[Collected data]
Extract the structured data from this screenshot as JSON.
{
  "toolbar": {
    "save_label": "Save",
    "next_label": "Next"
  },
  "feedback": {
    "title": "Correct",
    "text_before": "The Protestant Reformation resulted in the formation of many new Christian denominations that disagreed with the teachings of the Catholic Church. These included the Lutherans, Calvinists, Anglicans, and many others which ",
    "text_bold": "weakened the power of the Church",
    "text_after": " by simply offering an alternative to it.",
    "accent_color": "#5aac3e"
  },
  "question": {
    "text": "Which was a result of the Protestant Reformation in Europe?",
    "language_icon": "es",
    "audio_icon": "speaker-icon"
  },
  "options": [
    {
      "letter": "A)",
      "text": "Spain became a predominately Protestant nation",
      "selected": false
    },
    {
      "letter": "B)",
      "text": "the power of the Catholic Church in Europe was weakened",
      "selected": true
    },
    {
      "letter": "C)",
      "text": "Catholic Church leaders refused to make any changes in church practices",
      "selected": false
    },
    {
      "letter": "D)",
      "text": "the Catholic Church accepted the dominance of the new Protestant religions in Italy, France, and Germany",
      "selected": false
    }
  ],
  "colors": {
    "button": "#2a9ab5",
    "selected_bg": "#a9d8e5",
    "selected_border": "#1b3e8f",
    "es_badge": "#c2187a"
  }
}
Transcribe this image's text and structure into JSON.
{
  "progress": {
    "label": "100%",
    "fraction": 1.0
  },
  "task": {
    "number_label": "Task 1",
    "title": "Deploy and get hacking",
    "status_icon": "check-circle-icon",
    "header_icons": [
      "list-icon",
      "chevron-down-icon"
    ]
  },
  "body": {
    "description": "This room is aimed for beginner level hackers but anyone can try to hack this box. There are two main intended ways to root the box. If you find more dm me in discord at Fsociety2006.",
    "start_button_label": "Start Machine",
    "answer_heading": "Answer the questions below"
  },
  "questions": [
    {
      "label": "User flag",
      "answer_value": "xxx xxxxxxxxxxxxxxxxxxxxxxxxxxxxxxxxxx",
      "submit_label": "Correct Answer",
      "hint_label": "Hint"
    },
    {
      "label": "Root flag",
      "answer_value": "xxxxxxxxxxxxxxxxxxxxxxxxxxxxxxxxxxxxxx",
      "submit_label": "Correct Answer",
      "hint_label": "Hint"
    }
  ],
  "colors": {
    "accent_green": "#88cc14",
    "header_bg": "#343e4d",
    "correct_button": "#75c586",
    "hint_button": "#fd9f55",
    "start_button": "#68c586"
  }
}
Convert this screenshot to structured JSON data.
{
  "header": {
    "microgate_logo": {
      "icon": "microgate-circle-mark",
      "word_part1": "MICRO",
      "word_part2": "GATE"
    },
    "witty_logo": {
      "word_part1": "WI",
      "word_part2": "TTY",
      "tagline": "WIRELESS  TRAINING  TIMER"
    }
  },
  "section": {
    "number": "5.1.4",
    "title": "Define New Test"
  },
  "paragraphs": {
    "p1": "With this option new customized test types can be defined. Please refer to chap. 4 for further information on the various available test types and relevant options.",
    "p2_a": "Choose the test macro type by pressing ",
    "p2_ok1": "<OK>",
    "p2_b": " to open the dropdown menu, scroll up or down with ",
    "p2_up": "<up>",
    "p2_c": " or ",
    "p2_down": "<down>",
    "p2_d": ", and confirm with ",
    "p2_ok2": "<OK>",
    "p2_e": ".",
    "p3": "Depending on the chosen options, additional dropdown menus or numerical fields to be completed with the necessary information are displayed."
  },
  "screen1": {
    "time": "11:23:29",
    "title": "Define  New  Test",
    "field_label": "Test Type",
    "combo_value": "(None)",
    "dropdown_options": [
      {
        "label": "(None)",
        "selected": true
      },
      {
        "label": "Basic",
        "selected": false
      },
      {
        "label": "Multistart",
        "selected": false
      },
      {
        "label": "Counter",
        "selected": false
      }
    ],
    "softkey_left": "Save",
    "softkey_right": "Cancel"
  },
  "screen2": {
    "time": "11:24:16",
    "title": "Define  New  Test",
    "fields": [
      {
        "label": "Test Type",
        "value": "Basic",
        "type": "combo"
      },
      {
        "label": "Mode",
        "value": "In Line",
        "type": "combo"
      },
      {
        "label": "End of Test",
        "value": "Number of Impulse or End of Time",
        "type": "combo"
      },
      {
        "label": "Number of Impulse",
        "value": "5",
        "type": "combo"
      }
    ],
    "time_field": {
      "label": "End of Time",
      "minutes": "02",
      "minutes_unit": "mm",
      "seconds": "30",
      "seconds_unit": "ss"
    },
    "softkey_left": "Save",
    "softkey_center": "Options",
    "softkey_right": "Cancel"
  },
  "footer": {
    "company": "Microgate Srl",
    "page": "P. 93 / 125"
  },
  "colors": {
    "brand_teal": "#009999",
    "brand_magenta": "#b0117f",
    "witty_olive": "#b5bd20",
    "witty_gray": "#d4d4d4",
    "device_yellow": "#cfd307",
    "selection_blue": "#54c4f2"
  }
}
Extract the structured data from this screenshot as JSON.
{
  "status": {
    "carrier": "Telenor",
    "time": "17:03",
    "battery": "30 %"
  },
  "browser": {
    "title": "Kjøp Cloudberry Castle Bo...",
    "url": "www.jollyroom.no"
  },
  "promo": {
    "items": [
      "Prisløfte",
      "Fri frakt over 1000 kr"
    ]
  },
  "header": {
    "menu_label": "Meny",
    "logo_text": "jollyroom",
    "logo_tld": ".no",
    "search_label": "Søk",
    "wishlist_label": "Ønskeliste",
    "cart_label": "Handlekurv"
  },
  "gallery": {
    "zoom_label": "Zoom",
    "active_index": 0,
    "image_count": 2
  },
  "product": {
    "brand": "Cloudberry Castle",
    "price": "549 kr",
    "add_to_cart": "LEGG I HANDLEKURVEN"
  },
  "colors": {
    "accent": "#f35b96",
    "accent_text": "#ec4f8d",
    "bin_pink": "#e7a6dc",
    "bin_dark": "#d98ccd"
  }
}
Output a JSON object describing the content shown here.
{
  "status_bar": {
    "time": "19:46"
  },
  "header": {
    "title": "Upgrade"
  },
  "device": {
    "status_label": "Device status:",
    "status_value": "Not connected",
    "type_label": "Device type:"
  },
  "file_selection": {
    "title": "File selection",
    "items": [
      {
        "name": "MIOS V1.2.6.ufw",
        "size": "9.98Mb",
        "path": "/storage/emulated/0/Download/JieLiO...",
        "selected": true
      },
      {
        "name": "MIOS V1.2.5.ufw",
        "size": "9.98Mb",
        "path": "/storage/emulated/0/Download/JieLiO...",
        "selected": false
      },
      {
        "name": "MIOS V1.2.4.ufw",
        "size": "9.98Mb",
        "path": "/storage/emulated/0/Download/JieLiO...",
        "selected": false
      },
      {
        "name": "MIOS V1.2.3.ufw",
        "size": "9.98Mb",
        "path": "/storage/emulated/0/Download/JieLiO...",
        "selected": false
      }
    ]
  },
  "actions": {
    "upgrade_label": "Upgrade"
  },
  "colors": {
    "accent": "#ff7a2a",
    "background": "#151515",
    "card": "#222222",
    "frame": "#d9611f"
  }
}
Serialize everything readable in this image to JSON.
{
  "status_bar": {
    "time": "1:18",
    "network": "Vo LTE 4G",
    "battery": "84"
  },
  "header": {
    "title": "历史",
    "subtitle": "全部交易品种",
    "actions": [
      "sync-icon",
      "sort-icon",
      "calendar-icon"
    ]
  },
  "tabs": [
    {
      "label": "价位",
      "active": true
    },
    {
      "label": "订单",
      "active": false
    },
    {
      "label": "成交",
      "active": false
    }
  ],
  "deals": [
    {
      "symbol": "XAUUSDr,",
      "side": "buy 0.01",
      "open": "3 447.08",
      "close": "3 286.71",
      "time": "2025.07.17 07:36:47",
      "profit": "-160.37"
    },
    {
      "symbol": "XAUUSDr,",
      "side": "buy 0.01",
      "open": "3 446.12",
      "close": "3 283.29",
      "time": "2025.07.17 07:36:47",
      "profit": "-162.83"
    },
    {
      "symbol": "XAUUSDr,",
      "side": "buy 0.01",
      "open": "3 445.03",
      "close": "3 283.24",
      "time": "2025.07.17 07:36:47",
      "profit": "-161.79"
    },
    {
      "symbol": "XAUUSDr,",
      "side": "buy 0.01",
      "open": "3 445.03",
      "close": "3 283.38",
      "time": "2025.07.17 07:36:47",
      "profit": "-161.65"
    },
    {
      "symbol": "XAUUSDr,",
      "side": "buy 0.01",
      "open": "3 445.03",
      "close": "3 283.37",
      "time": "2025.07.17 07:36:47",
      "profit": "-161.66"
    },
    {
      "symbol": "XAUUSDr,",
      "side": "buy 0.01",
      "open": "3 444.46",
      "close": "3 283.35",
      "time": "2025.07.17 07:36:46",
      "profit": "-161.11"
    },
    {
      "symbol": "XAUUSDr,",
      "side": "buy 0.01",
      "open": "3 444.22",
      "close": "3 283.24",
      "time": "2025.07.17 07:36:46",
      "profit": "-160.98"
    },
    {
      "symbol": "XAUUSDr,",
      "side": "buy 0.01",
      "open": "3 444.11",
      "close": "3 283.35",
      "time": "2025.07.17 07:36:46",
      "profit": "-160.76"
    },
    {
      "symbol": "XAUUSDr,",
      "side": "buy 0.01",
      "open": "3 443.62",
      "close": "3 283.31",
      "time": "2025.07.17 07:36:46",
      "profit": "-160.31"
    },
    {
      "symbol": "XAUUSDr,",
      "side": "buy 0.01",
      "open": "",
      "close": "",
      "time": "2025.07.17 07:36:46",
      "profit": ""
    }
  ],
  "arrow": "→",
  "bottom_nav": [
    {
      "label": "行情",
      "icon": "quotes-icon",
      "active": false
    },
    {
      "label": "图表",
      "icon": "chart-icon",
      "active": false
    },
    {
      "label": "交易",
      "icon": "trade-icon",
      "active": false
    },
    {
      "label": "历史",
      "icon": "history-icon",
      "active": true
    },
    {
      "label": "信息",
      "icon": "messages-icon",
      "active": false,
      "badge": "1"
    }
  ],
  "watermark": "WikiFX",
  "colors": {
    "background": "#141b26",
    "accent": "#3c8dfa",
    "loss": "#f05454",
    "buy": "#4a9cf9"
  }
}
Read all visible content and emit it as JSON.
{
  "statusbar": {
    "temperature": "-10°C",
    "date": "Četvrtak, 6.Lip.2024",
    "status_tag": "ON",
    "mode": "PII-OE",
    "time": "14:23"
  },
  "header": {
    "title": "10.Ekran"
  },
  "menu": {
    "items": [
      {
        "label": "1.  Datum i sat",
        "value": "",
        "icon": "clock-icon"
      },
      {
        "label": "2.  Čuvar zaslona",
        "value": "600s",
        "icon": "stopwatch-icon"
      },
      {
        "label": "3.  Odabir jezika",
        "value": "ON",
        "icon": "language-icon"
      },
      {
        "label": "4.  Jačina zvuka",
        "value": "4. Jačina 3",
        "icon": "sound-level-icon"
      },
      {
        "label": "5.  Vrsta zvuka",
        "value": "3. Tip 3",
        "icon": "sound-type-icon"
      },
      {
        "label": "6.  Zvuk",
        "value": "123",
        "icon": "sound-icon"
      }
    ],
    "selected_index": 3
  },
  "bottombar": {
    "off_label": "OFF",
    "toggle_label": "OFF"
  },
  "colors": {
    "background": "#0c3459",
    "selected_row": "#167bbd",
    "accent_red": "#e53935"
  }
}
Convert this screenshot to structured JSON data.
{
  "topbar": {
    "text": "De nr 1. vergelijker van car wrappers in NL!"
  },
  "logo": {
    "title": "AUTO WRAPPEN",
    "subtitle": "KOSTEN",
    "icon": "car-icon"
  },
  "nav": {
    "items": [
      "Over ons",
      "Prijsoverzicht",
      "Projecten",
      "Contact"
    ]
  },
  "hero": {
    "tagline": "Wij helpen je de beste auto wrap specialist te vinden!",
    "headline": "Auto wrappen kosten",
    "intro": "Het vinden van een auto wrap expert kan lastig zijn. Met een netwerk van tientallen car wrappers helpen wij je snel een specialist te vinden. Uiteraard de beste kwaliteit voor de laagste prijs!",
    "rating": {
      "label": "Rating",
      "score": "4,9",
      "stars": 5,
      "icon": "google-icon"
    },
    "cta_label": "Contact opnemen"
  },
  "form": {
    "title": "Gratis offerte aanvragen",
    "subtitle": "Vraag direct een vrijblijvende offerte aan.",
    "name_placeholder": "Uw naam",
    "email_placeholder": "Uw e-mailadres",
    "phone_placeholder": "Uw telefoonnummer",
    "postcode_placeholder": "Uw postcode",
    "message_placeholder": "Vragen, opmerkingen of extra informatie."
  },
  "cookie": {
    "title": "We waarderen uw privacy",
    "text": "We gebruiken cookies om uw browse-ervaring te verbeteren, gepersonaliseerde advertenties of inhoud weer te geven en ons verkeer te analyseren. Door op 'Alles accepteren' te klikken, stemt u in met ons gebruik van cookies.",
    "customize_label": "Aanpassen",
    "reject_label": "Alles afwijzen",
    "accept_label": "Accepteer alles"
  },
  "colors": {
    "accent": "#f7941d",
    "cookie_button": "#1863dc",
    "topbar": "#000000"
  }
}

*EXERCISE:* Every line holding "profit" should be copied out.

*SOLUTION:*
      "profit": "-160.37"
      "profit": "-162.83"
      "profit": "-161.79"
      "profit": "-161.65"
      "profit": "-161.66"
      "profit": "-161.11"
      "profit": "-160.98"
      "profit": "-160.76"
      "profit": "-160.31"
      "profit": ""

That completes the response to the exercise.